*Selection:*
□ □ □ □ □ □ □

HUNTING DOWN ECSTASY
Buñuel, Bergman and Genet meet in Max Sacker’s Belle de Lyon
by Kenton Turk
“I should punish you.” The line comes later in the film, but could just as well accompany the initial shots. Opening with dank halls, a caged rat and Nikolai Kinski setting up a miniature guillotine, you could expect to be soaked in dreariness in Max Sacker’s ten-minute short, but it soon turns to the distance of a cinema setting and a turnabout of the standard roles, with beauty sitting firmly in the audience, and not flickering up front, larger than life. This turns again and again, so that it not always clear if we are watching the audience from the screen or vise versa. In this way, the tone is set for the ambiguities that the film explores in pictures and words Belle de Lyon is a determined collage of moments, the sort of images that accompany a night sweat. In large part a take on Buñuel ’s out put, spanning his black-and-white earlier works and culminating with his first colour feature, Belle du jour, Sacker’s film honours beauty and implied horrors.

□ □ □ □ □ □ □

*Available data:*
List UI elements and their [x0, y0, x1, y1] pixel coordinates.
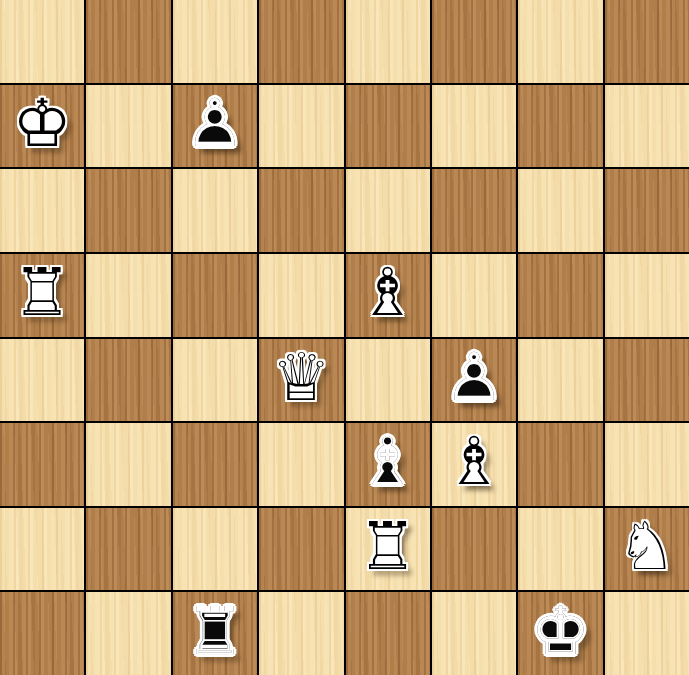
piece-white-bishop-f3[interactable]: ♝♗	[432, 423, 516, 506]
piece-glyph-outline: ♗	[346, 254, 430, 337]
square-d7[interactable]	[259, 85, 343, 168]
square-h5[interactable]	[605, 254, 689, 337]
square-h2[interactable]: ♞♘	[605, 508, 689, 591]
square-e3[interactable]: ♝♗	[346, 423, 430, 506]
piece-glyph-outline: ♗	[432, 423, 516, 506]
piece-white-rook-e2[interactable]: ♜♖	[346, 508, 430, 591]
square-a7[interactable]: ♚♔	[0, 85, 84, 168]
square-e6[interactable]	[346, 169, 430, 252]
piece-glyph-outline: ♖	[173, 592, 257, 675]
square-g2[interactable]	[518, 508, 602, 591]
square-a8[interactable]	[0, 0, 84, 83]
square-a2[interactable]	[0, 508, 84, 591]
square-a4[interactable]	[0, 339, 84, 422]
square-g6[interactable]	[518, 169, 602, 252]
square-f2[interactable]	[432, 508, 516, 591]
piece-glyph-outline: ♕	[259, 339, 343, 422]
square-c1[interactable]: ♜♖	[173, 592, 257, 675]
piece-glyph-outline: ♖	[346, 508, 430, 591]
square-e4[interactable]	[346, 339, 430, 422]
piece-black-pawn-c7[interactable]: ♟♙	[173, 85, 257, 168]
piece-black-rook-c1[interactable]: ♜♖	[173, 592, 257, 675]
piece-glyph-outline: ♔	[0, 85, 84, 168]
piece-glyph-outline: ♗	[346, 423, 430, 506]
square-g5[interactable]	[518, 254, 602, 337]
square-c4[interactable]	[173, 339, 257, 422]
piece-glyph-outline: ♙	[432, 339, 516, 422]
piece-glyph-outline: ♔	[518, 592, 602, 675]
square-d8[interactable]	[259, 0, 343, 83]
square-b2[interactable]	[86, 508, 170, 591]
square-h3[interactable]	[605, 423, 689, 506]
piece-white-knight-h2[interactable]: ♞♘	[605, 508, 689, 591]
square-a1[interactable]	[0, 592, 84, 675]
square-c2[interactable]	[173, 508, 257, 591]
square-e5[interactable]: ♝♗	[346, 254, 430, 337]
square-g3[interactable]	[518, 423, 602, 506]
square-f1[interactable]	[432, 592, 516, 675]
square-d3[interactable]	[259, 423, 343, 506]
square-f6[interactable]	[432, 169, 516, 252]
square-d2[interactable]	[259, 508, 343, 591]
square-e1[interactable]	[346, 592, 430, 675]
square-b3[interactable]	[86, 423, 170, 506]
square-e2[interactable]: ♜♖	[346, 508, 430, 591]
square-a5[interactable]: ♜♖	[0, 254, 84, 337]
square-d6[interactable]	[259, 169, 343, 252]
square-f5[interactable]	[432, 254, 516, 337]
square-a6[interactable]	[0, 169, 84, 252]
piece-white-bishop-e5[interactable]: ♝♗	[346, 254, 430, 337]
square-h1[interactable]	[605, 592, 689, 675]
square-g8[interactable]	[518, 0, 602, 83]
square-c3[interactable]	[173, 423, 257, 506]
square-b4[interactable]	[86, 339, 170, 422]
piece-black-bishop-e3[interactable]: ♝♗	[346, 423, 430, 506]
piece-black-pawn-f4[interactable]: ♟♙	[432, 339, 516, 422]
square-b7[interactable]	[86, 85, 170, 168]
square-b1[interactable]	[86, 592, 170, 675]
piece-glyph-outline: ♘	[605, 508, 689, 591]
square-f8[interactable]	[432, 0, 516, 83]
piece-glyph-outline: ♖	[0, 254, 84, 337]
square-a3[interactable]	[0, 423, 84, 506]
square-c8[interactable]	[173, 0, 257, 83]
square-d1[interactable]	[259, 592, 343, 675]
square-e7[interactable]	[346, 85, 430, 168]
square-h8[interactable]	[605, 0, 689, 83]
piece-white-rook-a5[interactable]: ♜♖	[0, 254, 84, 337]
square-h6[interactable]	[605, 169, 689, 252]
square-f3[interactable]: ♝♗	[432, 423, 516, 506]
square-b6[interactable]	[86, 169, 170, 252]
square-f4[interactable]: ♟♙	[432, 339, 516, 422]
square-b5[interactable]	[86, 254, 170, 337]
piece-white-queen-d4[interactable]: ♛♕	[259, 339, 343, 422]
square-h4[interactable]	[605, 339, 689, 422]
square-f7[interactable]	[432, 85, 516, 168]
piece-glyph-outline: ♙	[173, 85, 257, 168]
square-c5[interactable]	[173, 254, 257, 337]
square-g7[interactable]	[518, 85, 602, 168]
square-e8[interactable]	[346, 0, 430, 83]
square-d5[interactable]	[259, 254, 343, 337]
chess-board: ♚♔♟♙♜♖♝♗♛♕♟♙♝♗♝♗♜♖♞♘♜♖♚♔	[0, 0, 689, 675]
square-d4[interactable]: ♛♕	[259, 339, 343, 422]
square-g1[interactable]: ♚♔	[518, 592, 602, 675]
piece-black-king-g1[interactable]: ♚♔	[518, 592, 602, 675]
square-g4[interactable]	[518, 339, 602, 422]
square-c6[interactable]	[173, 169, 257, 252]
square-b8[interactable]	[86, 0, 170, 83]
piece-white-king-a7[interactable]: ♚♔	[0, 85, 84, 168]
square-c7[interactable]: ♟♙	[173, 85, 257, 168]
square-h7[interactable]	[605, 85, 689, 168]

□ □ □ □ □ □ □

*Directive A:* List the things the film review says Belle de Lyon opens with.
*Directive B:* Gather every line of the records that contains the string "black".

*Response A:*
- dank halls
- a caged rat
- Nikolai Kinski setting up a miniature guillotine

*Response B:*
piece-black-pawn-c7[interactable]: ♟♙	[173, 85, 257, 168]
piece-black-rook-c1[interactable]: ♜♖	[173, 592, 257, 675]
piece-black-bishop-e3[interactable]: ♝♗	[346, 423, 430, 506]
piece-black-pawn-f4[interactable]: ♟♙	[432, 339, 516, 422]
piece-black-king-g1[interactable]: ♚♔	[518, 592, 602, 675]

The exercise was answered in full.